Find the lines holding "title" and copy them.

ENTRIES PROVIDED start

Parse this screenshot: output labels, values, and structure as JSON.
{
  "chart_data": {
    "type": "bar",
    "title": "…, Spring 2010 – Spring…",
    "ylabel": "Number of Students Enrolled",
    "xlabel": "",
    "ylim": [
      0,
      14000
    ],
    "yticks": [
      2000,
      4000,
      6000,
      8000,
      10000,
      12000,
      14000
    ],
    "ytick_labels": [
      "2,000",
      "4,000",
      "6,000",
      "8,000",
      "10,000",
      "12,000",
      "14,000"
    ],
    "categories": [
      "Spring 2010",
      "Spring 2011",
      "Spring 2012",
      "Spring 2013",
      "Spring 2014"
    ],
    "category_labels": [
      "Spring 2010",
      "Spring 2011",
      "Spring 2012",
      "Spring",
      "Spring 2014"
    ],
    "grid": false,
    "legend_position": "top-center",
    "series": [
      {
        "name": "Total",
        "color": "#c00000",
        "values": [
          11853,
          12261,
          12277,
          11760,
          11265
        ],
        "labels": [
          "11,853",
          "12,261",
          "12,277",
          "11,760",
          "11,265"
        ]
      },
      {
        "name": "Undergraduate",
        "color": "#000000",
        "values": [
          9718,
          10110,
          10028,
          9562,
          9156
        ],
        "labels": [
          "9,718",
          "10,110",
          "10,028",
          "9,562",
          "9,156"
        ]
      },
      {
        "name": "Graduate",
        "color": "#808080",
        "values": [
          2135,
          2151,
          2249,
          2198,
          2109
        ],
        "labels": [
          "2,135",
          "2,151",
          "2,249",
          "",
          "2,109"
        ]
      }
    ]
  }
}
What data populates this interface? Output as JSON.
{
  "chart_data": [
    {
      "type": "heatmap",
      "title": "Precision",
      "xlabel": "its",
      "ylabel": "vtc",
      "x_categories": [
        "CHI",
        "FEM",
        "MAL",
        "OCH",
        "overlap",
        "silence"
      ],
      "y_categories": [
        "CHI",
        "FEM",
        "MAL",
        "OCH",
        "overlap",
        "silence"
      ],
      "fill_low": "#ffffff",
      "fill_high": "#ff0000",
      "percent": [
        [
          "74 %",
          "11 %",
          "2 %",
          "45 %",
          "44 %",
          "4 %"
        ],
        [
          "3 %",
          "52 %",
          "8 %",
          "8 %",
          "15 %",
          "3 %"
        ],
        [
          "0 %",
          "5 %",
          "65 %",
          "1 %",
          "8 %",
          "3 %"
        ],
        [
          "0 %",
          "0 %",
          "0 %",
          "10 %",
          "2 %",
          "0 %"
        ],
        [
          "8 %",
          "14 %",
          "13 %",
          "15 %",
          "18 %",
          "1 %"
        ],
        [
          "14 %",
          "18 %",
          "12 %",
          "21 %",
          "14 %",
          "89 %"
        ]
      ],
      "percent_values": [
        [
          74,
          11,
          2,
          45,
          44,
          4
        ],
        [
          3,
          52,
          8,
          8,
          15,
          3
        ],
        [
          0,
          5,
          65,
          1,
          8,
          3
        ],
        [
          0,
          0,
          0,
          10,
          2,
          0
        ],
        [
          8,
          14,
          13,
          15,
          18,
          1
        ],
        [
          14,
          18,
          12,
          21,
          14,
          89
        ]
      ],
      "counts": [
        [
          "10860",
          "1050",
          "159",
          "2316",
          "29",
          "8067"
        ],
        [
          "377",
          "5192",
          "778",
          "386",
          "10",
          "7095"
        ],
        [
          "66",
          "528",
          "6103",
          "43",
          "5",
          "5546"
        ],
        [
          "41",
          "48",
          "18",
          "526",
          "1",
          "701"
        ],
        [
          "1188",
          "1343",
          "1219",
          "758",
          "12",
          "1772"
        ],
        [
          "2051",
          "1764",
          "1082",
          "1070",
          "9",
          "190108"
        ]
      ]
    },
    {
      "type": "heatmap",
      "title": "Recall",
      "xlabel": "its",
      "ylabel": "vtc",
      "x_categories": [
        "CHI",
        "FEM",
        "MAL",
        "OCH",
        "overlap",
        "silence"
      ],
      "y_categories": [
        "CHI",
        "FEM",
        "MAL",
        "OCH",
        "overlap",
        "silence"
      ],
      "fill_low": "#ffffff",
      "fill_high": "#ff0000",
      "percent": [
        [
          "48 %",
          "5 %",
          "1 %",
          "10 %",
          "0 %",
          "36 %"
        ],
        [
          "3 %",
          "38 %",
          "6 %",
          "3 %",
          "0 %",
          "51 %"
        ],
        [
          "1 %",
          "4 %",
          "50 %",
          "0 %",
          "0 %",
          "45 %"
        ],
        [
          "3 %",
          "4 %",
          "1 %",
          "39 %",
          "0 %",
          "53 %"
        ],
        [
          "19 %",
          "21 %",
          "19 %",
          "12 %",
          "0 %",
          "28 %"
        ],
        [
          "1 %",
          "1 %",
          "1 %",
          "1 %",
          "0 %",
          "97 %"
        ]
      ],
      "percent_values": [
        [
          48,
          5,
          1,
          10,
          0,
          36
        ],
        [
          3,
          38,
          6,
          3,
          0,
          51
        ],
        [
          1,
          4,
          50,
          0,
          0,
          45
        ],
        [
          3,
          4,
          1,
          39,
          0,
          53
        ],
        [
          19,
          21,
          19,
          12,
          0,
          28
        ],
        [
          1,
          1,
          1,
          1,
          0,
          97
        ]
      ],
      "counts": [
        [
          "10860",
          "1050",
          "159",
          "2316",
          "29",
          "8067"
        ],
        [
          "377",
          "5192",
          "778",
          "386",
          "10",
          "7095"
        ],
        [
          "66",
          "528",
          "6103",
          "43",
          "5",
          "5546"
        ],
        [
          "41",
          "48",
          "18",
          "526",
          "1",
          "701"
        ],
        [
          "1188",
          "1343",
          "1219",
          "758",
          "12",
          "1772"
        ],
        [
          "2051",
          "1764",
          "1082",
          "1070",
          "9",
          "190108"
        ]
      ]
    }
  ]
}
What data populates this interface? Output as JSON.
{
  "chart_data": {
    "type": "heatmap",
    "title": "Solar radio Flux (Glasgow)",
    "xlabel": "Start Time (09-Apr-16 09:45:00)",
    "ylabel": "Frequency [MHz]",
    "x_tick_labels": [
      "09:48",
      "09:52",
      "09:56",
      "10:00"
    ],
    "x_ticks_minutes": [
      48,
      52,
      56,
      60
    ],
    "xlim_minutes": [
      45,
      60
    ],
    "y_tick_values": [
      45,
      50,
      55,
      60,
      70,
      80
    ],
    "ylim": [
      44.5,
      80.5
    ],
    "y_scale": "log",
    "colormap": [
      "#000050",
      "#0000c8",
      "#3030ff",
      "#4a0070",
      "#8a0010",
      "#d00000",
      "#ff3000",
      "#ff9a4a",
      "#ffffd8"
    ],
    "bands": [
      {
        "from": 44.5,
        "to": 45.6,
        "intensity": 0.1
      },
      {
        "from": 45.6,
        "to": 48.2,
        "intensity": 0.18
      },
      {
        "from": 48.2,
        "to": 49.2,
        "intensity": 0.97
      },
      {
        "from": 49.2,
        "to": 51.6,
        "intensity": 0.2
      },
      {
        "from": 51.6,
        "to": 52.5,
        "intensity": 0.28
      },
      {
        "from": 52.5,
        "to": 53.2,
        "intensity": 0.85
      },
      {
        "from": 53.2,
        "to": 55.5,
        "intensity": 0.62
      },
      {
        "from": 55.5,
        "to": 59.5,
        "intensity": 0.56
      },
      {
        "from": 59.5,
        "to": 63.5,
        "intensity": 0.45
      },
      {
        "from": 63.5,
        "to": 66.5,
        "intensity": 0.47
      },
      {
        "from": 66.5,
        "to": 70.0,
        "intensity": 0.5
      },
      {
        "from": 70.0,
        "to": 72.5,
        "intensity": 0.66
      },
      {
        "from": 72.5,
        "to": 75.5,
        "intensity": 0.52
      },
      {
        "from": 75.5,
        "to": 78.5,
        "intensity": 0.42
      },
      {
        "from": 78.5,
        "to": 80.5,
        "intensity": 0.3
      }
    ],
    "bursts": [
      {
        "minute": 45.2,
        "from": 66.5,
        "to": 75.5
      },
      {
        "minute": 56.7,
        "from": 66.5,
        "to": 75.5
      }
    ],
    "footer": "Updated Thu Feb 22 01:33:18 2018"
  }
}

ENTRIES PROVIDED end

-- THE RESPONSE --
    "title": "…, Spring 2010 – Spring…",
      "title": "Precision",
      "title": "Recall",
    "title": "Solar radio Flux (Glasgow)",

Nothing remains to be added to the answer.